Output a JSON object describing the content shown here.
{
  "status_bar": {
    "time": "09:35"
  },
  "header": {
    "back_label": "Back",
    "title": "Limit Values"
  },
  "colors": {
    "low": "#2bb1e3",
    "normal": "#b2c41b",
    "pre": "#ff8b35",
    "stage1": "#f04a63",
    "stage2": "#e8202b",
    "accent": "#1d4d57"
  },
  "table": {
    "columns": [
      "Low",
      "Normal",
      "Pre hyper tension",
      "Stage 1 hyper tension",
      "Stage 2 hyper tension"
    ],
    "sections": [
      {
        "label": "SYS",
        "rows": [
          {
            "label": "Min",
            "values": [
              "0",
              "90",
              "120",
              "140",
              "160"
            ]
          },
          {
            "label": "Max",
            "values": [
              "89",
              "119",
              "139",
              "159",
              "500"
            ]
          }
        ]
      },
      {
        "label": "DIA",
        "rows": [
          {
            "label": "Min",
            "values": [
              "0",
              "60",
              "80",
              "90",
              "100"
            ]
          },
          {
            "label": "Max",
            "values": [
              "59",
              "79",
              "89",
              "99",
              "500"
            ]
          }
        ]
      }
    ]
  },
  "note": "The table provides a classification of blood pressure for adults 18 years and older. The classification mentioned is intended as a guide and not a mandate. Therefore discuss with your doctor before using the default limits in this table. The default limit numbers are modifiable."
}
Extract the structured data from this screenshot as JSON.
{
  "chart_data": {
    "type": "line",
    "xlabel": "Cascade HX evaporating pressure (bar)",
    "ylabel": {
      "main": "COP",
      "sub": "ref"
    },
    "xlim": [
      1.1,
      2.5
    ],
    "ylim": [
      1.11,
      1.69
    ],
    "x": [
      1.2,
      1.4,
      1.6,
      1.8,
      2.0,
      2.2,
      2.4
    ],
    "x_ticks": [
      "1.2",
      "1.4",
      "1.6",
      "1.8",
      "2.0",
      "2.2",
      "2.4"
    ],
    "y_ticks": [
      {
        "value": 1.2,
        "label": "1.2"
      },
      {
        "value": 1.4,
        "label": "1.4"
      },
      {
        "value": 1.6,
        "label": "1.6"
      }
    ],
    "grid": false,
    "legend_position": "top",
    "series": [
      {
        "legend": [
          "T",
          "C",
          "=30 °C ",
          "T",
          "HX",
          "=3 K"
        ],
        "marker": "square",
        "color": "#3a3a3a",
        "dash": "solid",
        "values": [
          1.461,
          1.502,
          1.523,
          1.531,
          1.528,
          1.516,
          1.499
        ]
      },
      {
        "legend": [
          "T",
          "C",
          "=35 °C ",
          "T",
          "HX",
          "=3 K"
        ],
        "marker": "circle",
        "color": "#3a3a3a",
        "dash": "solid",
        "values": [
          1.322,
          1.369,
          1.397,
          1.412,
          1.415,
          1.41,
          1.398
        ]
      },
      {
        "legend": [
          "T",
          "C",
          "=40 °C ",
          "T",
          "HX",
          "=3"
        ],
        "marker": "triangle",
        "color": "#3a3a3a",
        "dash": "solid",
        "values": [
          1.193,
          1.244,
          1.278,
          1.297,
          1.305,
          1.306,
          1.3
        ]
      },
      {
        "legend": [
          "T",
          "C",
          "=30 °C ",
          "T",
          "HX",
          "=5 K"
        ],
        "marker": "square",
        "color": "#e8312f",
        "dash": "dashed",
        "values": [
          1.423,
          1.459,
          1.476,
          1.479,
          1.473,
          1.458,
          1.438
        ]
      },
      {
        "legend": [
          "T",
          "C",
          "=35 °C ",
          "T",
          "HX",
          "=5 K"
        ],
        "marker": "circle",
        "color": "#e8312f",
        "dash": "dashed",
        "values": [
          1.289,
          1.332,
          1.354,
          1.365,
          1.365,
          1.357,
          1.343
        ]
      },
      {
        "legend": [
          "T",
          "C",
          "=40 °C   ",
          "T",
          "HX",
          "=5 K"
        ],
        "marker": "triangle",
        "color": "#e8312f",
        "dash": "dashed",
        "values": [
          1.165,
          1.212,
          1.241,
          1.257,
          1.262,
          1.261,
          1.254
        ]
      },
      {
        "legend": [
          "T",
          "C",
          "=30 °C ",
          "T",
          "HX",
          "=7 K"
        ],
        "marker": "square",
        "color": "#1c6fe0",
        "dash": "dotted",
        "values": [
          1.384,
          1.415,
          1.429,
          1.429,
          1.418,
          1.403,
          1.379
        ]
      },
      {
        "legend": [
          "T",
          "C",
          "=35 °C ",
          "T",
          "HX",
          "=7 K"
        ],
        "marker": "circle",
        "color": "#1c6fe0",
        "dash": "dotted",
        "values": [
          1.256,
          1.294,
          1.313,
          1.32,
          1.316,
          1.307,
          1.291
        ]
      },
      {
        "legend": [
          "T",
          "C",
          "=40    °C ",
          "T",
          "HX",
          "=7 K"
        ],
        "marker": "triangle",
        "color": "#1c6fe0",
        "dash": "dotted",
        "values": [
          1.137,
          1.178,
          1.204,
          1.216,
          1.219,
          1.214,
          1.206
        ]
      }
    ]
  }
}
--------
- _Short task_: Restate the whole of the material exactly.

- _Finished exercise_:
Output a JSON object describing the content shown here.
{
  "status_bar": {
    "time": "09:35"
  },
  "header": {
    "back_label": "Back",
    "title": "Limit Values"
  },
  "colors": {
    "low": "#2bb1e3",
    "normal": "#b2c41b",
    "pre": "#ff8b35",
    "stage1": "#f04a63",
    "stage2": "#e8202b",
    "accent": "#1d4d57"
  },
  "table": {
    "columns": [
      "Low",
      "Normal",
      "Pre hyper tension",
      "Stage 1 hyper tension",
      "Stage 2 hyper tension"
    ],
    "sections": [
      {
        "label": "SYS",
        "rows": [
          {
            "label": "Min",
            "values": [
              "0",
              "90",
              "120",
              "140",
              "160"
            ]
          },
          {
            "label": "Max",
            "values": [
              "89",
              "119",
              "139",
              "159",
              "500"
            ]
          }
        ]
      },
      {
        "label": "DIA",
        "rows": [
          {
            "label": "Min",
            "values": [
              "0",
              "60",
              "80",
              "90",
              "100"
            ]
          },
          {
            "label": "Max",
            "values": [
              "59",
              "79",
              "89",
              "99",
              "500"
            ]
          }
        ]
      }
    ]
  },
  "note": "The table provides a classification of blood pressure for adults 18 years and older. The classification mentioned is intended as a guide and not a mandate. Therefore discuss with your doctor before using the default limits in this table. The default limit numbers are modifiable."
}
Extract the structured data from this screenshot as JSON.
{
  "chart_data": {
    "type": "line",
    "xlabel": "Cascade HX evaporating pressure (bar)",
    "ylabel": {
      "main": "COP",
      "sub": "ref"
    },
    "xlim": [
      1.1,
      2.5
    ],
    "ylim": [
      1.11,
      1.69
    ],
    "x": [
      1.2,
      1.4,
      1.6,
      1.8,
      2.0,
      2.2,
      2.4
    ],
    "x_ticks": [
      "1.2",
      "1.4",
      "1.6",
      "1.8",
      "2.0",
      "2.2",
      "2.4"
    ],
    "y_ticks": [
      {
        "value": 1.2,
        "label": "1.2"
      },
      {
        "value": 1.4,
        "label": "1.4"
      },
      {
        "value": 1.6,
        "label": "1.6"
      }
    ],
    "grid": false,
    "legend_position": "top",
    "series": [
      {
        "legend": [
          "T",
          "C",
          "=30 °C ",
          "T",
          "HX",
          "=3 K"
        ],
        "marker": "square",
        "color": "#3a3a3a",
        "dash": "solid",
        "values": [
          1.461,
          1.502,
          1.523,
          1.531,
          1.528,
          1.516,
          1.499
        ]
      },
      {
        "legend": [
          "T",
          "C",
          "=35 °C ",
          "T",
          "HX",
          "=3 K"
        ],
        "marker": "circle",
        "color": "#3a3a3a",
        "dash": "solid",
        "values": [
          1.322,
          1.369,
          1.397,
          1.412,
          1.415,
          1.41,
          1.398
        ]
      },
      {
        "legend": [
          "T",
          "C",
          "=40 °C ",
          "T",
          "HX",
          "=3"
        ],
        "marker": "triangle",
        "color": "#3a3a3a",
        "dash": "solid",
        "values": [
          1.193,
          1.244,
          1.278,
          1.297,
          1.305,
          1.306,
          1.3
        ]
      },
      {
        "legend": [
          "T",
          "C",
          "=30 °C ",
          "T",
          "HX",
          "=5 K"
        ],
        "marker": "square",
        "color": "#e8312f",
        "dash": "dashed",
        "values": [
          1.423,
          1.459,
          1.476,
          1.479,
          1.473,
          1.458,
          1.438
        ]
      },
      {
        "legend": [
          "T",
          "C",
          "=35 °C ",
          "T",
          "HX",
          "=5 K"
        ],
        "marker": "circle",
        "color": "#e8312f",
        "dash": "dashed",
        "values": [
          1.289,
          1.332,
          1.354,
          1.365,
          1.365,
          1.357,
          1.343
        ]
      },
      {
        "legend": [
          "T",
          "C",
          "=40 °C   ",
          "T",
          "HX",
          "=5 K"
        ],
        "marker": "triangle",
        "color": "#e8312f",
        "dash": "dashed",
        "values": [
          1.165,
          1.212,
          1.241,
          1.257,
          1.262,
          1.261,
          1.254
        ]
      },
      {
        "legend": [
          "T",
          "C",
          "=30 °C ",
          "T",
          "HX",
          "=7 K"
        ],
        "marker": "square",
        "color": "#1c6fe0",
        "dash": "dotted",
        "values": [
          1.384,
          1.415,
          1.429,
          1.429,
          1.418,
          1.403,
          1.379
        ]
      },
      {
        "legend": [
          "T",
          "C",
          "=35 °C ",
          "T",
          "HX",
          "=7 K"
        ],
        "marker": "circle",
        "color": "#1c6fe0",
        "dash": "dotted",
        "values": [
          1.256,
          1.294,
          1.313,
          1.32,
          1.316,
          1.307,
          1.291
        ]
      },
      {
        "legend": [
          "T",
          "C",
          "=40    °C ",
          "T",
          "HX",
          "=7 K"
        ],
        "marker": "triangle",
        "color": "#1c6fe0",
        "dash": "dotted",
        "values": [
          1.137,
          1.178,
          1.204,
          1.216,
          1.219,
          1.214,
          1.206
        ]
      }
    ]
  }
}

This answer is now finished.